**Objective**
Quote the data below in full, please, without altering anything.

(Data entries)
-- begin --

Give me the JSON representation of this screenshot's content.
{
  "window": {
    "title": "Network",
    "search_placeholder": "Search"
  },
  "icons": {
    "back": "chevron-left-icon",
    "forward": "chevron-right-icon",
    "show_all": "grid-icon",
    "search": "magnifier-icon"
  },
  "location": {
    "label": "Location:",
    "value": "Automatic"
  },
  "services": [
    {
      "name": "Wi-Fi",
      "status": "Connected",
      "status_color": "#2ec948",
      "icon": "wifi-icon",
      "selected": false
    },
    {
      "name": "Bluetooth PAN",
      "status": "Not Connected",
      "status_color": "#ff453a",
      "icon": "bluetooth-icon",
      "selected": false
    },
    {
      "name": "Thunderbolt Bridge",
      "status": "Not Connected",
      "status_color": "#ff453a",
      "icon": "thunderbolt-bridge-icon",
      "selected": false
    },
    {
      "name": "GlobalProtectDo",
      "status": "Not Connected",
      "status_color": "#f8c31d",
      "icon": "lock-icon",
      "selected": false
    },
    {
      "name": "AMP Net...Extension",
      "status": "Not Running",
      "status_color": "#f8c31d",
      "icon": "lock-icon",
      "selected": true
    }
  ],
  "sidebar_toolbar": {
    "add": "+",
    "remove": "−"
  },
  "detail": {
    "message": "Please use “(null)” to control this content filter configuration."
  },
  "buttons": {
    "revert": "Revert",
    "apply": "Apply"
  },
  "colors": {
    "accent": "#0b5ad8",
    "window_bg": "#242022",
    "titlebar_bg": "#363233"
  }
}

-- end --

**Result**
Give me the JSON representation of this screenshot's content.
{
  "window": {
    "title": "Network",
    "search_placeholder": "Search"
  },
  "icons": {
    "back": "chevron-left-icon",
    "forward": "chevron-right-icon",
    "show_all": "grid-icon",
    "search": "magnifier-icon"
  },
  "location": {
    "label": "Location:",
    "value": "Automatic"
  },
  "services": [
    {
      "name": "Wi-Fi",
      "status": "Connected",
      "status_color": "#2ec948",
      "icon": "wifi-icon",
      "selected": false
    },
    {
      "name": "Bluetooth PAN",
      "status": "Not Connected",
      "status_color": "#ff453a",
      "icon": "bluetooth-icon",
      "selected": false
    },
    {
      "name": "Thunderbolt Bridge",
      "status": "Not Connected",
      "status_color": "#ff453a",
      "icon": "thunderbolt-bridge-icon",
      "selected": false
    },
    {
      "name": "GlobalProtectDo",
      "status": "Not Connected",
      "status_color": "#f8c31d",
      "icon": "lock-icon",
      "selected": false
    },
    {
      "name": "AMP Net...Extension",
      "status": "Not Running",
      "status_color": "#f8c31d",
      "icon": "lock-icon",
      "selected": true
    }
  ],
  "sidebar_toolbar": {
    "add": "+",
    "remove": "−"
  },
  "detail": {
    "message": "Please use “(null)” to control this content filter configuration."
  },
  "buttons": {
    "revert": "Revert",
    "apply": "Apply"
  },
  "colors": {
    "accent": "#0b5ad8",
    "window_bg": "#242022",
    "titlebar_bg": "#363233"
  }
}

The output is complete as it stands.